What needs to be done
All lines in which the word "screenshot" occurs are to be extracted.

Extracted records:
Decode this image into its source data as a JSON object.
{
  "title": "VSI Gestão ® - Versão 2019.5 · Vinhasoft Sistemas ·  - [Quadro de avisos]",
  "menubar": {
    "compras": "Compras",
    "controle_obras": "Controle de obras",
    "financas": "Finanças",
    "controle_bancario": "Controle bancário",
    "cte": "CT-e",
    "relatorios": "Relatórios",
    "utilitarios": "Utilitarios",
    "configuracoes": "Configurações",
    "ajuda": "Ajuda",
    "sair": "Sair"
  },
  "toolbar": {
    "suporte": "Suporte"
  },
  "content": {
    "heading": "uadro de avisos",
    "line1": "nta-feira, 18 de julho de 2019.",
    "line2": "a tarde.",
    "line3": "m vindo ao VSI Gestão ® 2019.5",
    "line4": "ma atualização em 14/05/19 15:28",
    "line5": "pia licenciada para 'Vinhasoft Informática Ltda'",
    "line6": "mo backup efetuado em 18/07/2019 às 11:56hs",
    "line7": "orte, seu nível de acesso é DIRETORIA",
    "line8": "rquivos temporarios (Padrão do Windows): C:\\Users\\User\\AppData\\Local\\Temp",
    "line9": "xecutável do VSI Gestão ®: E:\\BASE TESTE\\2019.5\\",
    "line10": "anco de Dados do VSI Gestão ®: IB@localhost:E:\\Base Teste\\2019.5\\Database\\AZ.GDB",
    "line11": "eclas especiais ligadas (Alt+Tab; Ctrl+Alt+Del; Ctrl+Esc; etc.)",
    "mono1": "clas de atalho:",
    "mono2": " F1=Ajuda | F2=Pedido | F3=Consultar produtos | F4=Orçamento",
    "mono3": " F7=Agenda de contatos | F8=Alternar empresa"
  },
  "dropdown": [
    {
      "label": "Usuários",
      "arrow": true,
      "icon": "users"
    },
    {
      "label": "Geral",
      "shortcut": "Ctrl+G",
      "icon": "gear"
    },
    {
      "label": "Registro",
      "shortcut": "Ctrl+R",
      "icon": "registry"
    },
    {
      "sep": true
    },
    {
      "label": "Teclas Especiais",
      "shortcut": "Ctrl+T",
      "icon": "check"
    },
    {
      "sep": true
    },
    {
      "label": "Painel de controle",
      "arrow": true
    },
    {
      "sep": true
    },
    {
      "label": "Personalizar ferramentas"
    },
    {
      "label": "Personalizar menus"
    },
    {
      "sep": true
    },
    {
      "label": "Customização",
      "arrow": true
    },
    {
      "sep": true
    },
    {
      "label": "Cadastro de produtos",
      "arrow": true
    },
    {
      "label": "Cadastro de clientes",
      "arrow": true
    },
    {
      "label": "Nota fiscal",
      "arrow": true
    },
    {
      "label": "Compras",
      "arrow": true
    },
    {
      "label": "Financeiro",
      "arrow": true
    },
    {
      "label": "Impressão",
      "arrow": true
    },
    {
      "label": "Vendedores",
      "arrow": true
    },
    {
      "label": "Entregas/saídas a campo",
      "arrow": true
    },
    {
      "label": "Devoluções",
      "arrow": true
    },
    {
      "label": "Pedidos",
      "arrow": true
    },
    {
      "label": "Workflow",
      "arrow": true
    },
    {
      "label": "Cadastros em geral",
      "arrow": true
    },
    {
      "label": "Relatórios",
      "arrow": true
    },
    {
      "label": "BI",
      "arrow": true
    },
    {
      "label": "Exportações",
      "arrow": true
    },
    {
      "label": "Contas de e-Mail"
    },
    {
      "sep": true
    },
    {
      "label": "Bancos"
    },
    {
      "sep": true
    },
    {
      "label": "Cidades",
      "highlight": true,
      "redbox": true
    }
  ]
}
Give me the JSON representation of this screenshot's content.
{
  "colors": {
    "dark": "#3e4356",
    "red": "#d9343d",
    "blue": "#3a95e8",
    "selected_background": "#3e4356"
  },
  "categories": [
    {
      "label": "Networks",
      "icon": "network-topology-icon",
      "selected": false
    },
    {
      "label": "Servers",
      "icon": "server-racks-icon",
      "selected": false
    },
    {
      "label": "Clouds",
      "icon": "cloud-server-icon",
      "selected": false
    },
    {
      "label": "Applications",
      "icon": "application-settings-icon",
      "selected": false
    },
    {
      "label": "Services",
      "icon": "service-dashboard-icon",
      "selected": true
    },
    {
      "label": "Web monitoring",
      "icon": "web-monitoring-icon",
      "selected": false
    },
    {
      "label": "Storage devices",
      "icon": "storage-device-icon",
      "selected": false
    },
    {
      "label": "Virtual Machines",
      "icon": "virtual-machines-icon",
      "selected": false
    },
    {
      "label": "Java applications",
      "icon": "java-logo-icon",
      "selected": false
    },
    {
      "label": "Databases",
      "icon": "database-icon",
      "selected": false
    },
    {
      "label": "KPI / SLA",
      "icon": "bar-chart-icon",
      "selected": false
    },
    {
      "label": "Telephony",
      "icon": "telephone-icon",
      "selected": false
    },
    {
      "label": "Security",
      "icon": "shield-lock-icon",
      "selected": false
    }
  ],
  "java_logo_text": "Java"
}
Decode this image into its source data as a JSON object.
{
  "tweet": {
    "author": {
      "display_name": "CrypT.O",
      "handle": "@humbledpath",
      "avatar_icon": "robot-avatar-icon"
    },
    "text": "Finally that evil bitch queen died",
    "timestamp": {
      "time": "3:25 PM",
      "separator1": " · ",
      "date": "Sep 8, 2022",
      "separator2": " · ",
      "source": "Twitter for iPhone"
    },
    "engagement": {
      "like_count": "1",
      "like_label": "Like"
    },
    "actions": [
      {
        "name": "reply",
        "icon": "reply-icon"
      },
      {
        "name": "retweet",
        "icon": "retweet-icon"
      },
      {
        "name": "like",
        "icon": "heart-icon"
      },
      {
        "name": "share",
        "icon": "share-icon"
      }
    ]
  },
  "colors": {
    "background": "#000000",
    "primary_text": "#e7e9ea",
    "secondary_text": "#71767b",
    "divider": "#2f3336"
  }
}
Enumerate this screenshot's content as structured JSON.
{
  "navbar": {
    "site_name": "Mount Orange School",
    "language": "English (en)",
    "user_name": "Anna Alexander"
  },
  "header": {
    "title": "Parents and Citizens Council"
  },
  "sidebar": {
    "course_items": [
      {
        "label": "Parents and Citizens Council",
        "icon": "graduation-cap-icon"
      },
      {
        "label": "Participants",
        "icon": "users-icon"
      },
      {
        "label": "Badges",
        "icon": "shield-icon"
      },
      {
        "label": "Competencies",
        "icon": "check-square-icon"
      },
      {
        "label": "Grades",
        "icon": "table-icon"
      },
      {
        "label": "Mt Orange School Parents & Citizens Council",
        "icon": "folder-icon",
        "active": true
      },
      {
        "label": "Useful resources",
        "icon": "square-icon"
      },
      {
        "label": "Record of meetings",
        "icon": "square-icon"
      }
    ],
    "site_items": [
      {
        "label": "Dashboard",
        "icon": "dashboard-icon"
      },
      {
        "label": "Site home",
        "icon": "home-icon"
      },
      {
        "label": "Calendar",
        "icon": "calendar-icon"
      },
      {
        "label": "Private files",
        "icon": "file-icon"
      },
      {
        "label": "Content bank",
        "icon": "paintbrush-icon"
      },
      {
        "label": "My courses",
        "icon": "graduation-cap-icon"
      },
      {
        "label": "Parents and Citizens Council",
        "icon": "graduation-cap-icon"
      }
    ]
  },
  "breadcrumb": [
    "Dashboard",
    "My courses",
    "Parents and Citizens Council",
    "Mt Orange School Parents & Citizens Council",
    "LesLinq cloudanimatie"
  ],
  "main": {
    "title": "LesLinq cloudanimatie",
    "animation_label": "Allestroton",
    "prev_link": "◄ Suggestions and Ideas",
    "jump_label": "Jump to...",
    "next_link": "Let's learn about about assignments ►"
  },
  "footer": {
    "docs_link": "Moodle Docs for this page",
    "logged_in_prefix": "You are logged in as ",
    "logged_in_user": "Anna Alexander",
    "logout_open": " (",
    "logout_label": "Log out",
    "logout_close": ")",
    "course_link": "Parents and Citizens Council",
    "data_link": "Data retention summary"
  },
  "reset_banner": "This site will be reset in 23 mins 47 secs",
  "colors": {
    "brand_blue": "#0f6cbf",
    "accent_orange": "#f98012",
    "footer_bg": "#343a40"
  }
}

Solution to this exercise
Give me the JSON representation of this screenshot's content.
Enumerate this screenshot's content as structured JSON.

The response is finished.